Dataset extract:
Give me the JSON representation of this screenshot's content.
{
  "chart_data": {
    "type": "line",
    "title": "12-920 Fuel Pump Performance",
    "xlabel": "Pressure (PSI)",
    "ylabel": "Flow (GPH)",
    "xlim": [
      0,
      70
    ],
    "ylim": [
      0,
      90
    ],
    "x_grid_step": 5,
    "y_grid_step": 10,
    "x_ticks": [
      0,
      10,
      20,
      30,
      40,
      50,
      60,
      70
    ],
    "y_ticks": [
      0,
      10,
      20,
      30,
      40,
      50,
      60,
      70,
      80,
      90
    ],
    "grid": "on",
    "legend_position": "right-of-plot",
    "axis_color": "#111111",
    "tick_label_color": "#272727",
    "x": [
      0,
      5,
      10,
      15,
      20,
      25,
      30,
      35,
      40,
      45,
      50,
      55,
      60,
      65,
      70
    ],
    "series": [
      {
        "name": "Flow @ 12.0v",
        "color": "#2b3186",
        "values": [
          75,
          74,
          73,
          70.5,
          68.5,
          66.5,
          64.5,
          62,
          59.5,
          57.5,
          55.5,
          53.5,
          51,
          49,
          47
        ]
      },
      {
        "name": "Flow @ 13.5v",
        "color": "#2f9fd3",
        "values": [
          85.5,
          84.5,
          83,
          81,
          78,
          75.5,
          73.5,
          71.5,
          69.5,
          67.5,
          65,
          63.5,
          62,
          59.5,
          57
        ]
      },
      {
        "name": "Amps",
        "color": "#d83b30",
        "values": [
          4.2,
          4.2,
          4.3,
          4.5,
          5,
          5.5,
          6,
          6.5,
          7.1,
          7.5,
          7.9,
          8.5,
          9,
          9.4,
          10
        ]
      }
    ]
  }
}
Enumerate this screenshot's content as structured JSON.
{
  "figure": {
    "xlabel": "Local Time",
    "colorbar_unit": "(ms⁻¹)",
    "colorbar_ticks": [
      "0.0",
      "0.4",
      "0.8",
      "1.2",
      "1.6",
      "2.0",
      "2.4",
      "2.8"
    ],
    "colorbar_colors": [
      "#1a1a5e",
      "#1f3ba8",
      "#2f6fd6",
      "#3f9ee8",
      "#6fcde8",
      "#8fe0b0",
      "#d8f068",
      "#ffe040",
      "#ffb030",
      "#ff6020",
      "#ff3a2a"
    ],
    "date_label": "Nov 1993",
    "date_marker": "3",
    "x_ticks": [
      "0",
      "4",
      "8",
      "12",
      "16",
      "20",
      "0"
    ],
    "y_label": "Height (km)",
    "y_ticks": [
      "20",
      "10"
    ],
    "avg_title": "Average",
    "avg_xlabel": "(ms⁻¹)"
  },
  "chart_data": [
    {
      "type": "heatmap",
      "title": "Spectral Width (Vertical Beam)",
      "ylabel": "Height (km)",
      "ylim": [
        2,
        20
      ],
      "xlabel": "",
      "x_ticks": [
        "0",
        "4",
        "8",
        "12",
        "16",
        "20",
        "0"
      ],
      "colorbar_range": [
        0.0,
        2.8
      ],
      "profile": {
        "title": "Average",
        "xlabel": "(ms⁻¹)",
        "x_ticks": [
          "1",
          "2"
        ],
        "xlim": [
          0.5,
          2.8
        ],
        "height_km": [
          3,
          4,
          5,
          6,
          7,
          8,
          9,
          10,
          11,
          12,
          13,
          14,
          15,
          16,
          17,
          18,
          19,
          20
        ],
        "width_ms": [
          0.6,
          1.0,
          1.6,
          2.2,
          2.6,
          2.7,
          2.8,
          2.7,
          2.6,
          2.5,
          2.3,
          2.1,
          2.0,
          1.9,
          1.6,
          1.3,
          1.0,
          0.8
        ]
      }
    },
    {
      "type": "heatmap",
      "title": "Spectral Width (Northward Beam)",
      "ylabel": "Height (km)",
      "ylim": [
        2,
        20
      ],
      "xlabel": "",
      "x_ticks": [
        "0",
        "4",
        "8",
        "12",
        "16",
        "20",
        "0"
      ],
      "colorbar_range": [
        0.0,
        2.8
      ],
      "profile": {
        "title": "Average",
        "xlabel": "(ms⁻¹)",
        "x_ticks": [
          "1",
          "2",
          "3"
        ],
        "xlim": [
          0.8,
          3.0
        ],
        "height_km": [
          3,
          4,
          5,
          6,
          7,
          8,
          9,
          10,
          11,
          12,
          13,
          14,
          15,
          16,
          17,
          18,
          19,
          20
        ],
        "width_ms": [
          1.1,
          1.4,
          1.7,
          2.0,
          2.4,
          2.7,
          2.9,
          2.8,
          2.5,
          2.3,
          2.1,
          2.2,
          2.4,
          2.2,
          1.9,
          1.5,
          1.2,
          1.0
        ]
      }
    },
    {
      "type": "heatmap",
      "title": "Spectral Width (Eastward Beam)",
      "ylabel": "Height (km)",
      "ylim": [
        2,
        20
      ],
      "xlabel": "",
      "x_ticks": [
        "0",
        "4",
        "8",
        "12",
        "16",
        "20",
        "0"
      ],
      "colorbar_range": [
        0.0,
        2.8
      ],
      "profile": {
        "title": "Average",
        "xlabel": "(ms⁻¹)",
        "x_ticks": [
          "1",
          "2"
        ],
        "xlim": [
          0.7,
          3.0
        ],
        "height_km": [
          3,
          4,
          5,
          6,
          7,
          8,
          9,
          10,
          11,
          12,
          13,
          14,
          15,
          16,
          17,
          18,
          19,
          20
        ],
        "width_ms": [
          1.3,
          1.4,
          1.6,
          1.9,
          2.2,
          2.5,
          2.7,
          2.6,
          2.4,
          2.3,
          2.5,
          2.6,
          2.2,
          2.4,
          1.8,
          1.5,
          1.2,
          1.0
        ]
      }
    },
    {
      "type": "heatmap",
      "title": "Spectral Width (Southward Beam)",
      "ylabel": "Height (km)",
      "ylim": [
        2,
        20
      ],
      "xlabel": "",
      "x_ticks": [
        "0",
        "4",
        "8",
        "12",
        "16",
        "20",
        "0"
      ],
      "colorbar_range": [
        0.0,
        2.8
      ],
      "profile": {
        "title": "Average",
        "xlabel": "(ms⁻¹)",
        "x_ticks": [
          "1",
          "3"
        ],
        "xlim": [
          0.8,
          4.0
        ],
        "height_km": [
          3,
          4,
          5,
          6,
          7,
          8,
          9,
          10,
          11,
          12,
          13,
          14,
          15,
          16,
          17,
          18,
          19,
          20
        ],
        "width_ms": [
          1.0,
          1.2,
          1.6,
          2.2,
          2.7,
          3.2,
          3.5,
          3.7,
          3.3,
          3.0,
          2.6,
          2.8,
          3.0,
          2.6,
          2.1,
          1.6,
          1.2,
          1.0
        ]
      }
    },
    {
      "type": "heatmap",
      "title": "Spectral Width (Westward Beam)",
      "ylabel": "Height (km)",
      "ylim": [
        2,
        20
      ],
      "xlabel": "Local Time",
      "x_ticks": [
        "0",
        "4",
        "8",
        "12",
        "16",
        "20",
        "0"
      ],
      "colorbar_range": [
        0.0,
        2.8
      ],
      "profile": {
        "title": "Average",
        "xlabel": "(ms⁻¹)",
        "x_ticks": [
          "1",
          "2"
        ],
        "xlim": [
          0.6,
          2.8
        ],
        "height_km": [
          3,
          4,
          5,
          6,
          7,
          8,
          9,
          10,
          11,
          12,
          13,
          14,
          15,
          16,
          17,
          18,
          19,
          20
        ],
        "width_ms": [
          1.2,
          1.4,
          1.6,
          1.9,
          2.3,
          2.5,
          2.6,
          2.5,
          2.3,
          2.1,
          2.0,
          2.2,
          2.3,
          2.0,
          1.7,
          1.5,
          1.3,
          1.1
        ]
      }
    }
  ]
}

Task statement:
Print every entry exactly as it appears.

Full output:
Give me the JSON representation of this screenshot's content.
{
  "chart_data": {
    "type": "line",
    "title": "12-920 Fuel Pump Performance",
    "xlabel": "Pressure (PSI)",
    "ylabel": "Flow (GPH)",
    "xlim": [
      0,
      70
    ],
    "ylim": [
      0,
      90
    ],
    "x_grid_step": 5,
    "y_grid_step": 10,
    "x_ticks": [
      0,
      10,
      20,
      30,
      40,
      50,
      60,
      70
    ],
    "y_ticks": [
      0,
      10,
      20,
      30,
      40,
      50,
      60,
      70,
      80,
      90
    ],
    "grid": "on",
    "legend_position": "right-of-plot",
    "axis_color": "#111111",
    "tick_label_color": "#272727",
    "x": [
      0,
      5,
      10,
      15,
      20,
      25,
      30,
      35,
      40,
      45,
      50,
      55,
      60,
      65,
      70
    ],
    "series": [
      {
        "name": "Flow @ 12.0v",
        "color": "#2b3186",
        "values": [
          75,
          74,
          73,
          70.5,
          68.5,
          66.5,
          64.5,
          62,
          59.5,
          57.5,
          55.5,
          53.5,
          51,
          49,
          47
        ]
      },
      {
        "name": "Flow @ 13.5v",
        "color": "#2f9fd3",
        "values": [
          85.5,
          84.5,
          83,
          81,
          78,
          75.5,
          73.5,
          71.5,
          69.5,
          67.5,
          65,
          63.5,
          62,
          59.5,
          57
        ]
      },
      {
        "name": "Amps",
        "color": "#d83b30",
        "values": [
          4.2,
          4.2,
          4.3,
          4.5,
          5,
          5.5,
          6,
          6.5,
          7.1,
          7.5,
          7.9,
          8.5,
          9,
          9.4,
          10
        ]
      }
    ]
  }
}
Enumerate this screenshot's content as structured JSON.
{
  "figure": {
    "xlabel": "Local Time",
    "colorbar_unit": "(ms⁻¹)",
    "colorbar_ticks": [
      "0.0",
      "0.4",
      "0.8",
      "1.2",
      "1.6",
      "2.0",
      "2.4",
      "2.8"
    ],
    "colorbar_colors": [
      "#1a1a5e",
      "#1f3ba8",
      "#2f6fd6",
      "#3f9ee8",
      "#6fcde8",
      "#8fe0b0",
      "#d8f068",
      "#ffe040",
      "#ffb030",
      "#ff6020",
      "#ff3a2a"
    ],
    "date_label": "Nov 1993",
    "date_marker": "3",
    "x_ticks": [
      "0",
      "4",
      "8",
      "12",
      "16",
      "20",
      "0"
    ],
    "y_label": "Height (km)",
    "y_ticks": [
      "20",
      "10"
    ],
    "avg_title": "Average",
    "avg_xlabel": "(ms⁻¹)"
  },
  "chart_data": [
    {
      "type": "heatmap",
      "title": "Spectral Width (Vertical Beam)",
      "ylabel": "Height (km)",
      "ylim": [
        2,
        20
      ],
      "xlabel": "",
      "x_ticks": [
        "0",
        "4",
        "8",
        "12",
        "16",
        "20",
        "0"
      ],
      "colorbar_range": [
        0.0,
        2.8
      ],
      "profile": {
        "title": "Average",
        "xlabel": "(ms⁻¹)",
        "x_ticks": [
          "1",
          "2"
        ],
        "xlim": [
          0.5,
          2.8
        ],
        "height_km": [
          3,
          4,
          5,
          6,
          7,
          8,
          9,
          10,
          11,
          12,
          13,
          14,
          15,
          16,
          17,
          18,
          19,
          20
        ],
        "width_ms": [
          0.6,
          1.0,
          1.6,
          2.2,
          2.6,
          2.7,
          2.8,
          2.7,
          2.6,
          2.5,
          2.3,
          2.1,
          2.0,
          1.9,
          1.6,
          1.3,
          1.0,
          0.8
        ]
      }
    },
    {
      "type": "heatmap",
      "title": "Spectral Width (Northward Beam)",
      "ylabel": "Height (km)",
      "ylim": [
        2,
        20
      ],
      "xlabel": "",
      "x_ticks": [
        "0",
        "4",
        "8",
        "12",
        "16",
        "20",
        "0"
      ],
      "colorbar_range": [
        0.0,
        2.8
      ],
      "profile": {
        "title": "Average",
        "xlabel": "(ms⁻¹)",
        "x_ticks": [
          "1",
          "2",
          "3"
        ],
        "xlim": [
          0.8,
          3.0
        ],
        "height_km": [
          3,
          4,
          5,
          6,
          7,
          8,
          9,
          10,
          11,
          12,
          13,
          14,
          15,
          16,
          17,
          18,
          19,
          20
        ],
        "width_ms": [
          1.1,
          1.4,
          1.7,
          2.0,
          2.4,
          2.7,
          2.9,
          2.8,
          2.5,
          2.3,
          2.1,
          2.2,
          2.4,
          2.2,
          1.9,
          1.5,
          1.2,
          1.0
        ]
      }
    },
    {
      "type": "heatmap",
      "title": "Spectral Width (Eastward Beam)",
      "ylabel": "Height (km)",
      "ylim": [
        2,
        20
      ],
      "xlabel": "",
      "x_ticks": [
        "0",
        "4",
        "8",
        "12",
        "16",
        "20",
        "0"
      ],
      "colorbar_range": [
        0.0,
        2.8
      ],
      "profile": {
        "title": "Average",
        "xlabel": "(ms⁻¹)",
        "x_ticks": [
          "1",
          "2"
        ],
        "xlim": [
          0.7,
          3.0
        ],
        "height_km": [
          3,
          4,
          5,
          6,
          7,
          8,
          9,
          10,
          11,
          12,
          13,
          14,
          15,
          16,
          17,
          18,
          19,
          20
        ],
        "width_ms": [
          1.3,
          1.4,
          1.6,
          1.9,
          2.2,
          2.5,
          2.7,
          2.6,
          2.4,
          2.3,
          2.5,
          2.6,
          2.2,
          2.4,
          1.8,
          1.5,
          1.2,
          1.0
        ]
      }
    },
    {
      "type": "heatmap",
      "title": "Spectral Width (Southward Beam)",
      "ylabel": "Height (km)",
      "ylim": [
        2,
        20
      ],
      "xlabel": "",
      "x_ticks": [
        "0",
        "4",
        "8",
        "12",
        "16",
        "20",
        "0"
      ],
      "colorbar_range": [
        0.0,
        2.8
      ],
      "profile": {
        "title": "Average",
        "xlabel": "(ms⁻¹)",
        "x_ticks": [
          "1",
          "3"
        ],
        "xlim": [
          0.8,
          4.0
        ],
        "height_km": [
          3,
          4,
          5,
          6,
          7,
          8,
          9,
          10,
          11,
          12,
          13,
          14,
          15,
          16,
          17,
          18,
          19,
          20
        ],
        "width_ms": [
          1.0,
          1.2,
          1.6,
          2.2,
          2.7,
          3.2,
          3.5,
          3.7,
          3.3,
          3.0,
          2.6,
          2.8,
          3.0,
          2.6,
          2.1,
          1.6,
          1.2,
          1.0
        ]
      }
    },
    {
      "type": "heatmap",
      "title": "Spectral Width (Westward Beam)",
      "ylabel": "Height (km)",
      "ylim": [
        2,
        20
      ],
      "xlabel": "Local Time",
      "x_ticks": [
        "0",
        "4",
        "8",
        "12",
        "16",
        "20",
        "0"
      ],
      "colorbar_range": [
        0.0,
        2.8
      ],
      "profile": {
        "title": "Average",
        "xlabel": "(ms⁻¹)",
        "x_ticks": [
          "1",
          "2"
        ],
        "xlim": [
          0.6,
          2.8
        ],
        "height_km": [
          3,
          4,
          5,
          6,
          7,
          8,
          9,
          10,
          11,
          12,
          13,
          14,
          15,
          16,
          17,
          18,
          19,
          20
        ],
        "width_ms": [
          1.2,
          1.4,
          1.6,
          1.9,
          2.3,
          2.5,
          2.6,
          2.5,
          2.3,
          2.1,
          2.0,
          2.2,
          2.3,
          2.0,
          1.7,
          1.5,
          1.3,
          1.1
        ]
      }
    }
  ]
}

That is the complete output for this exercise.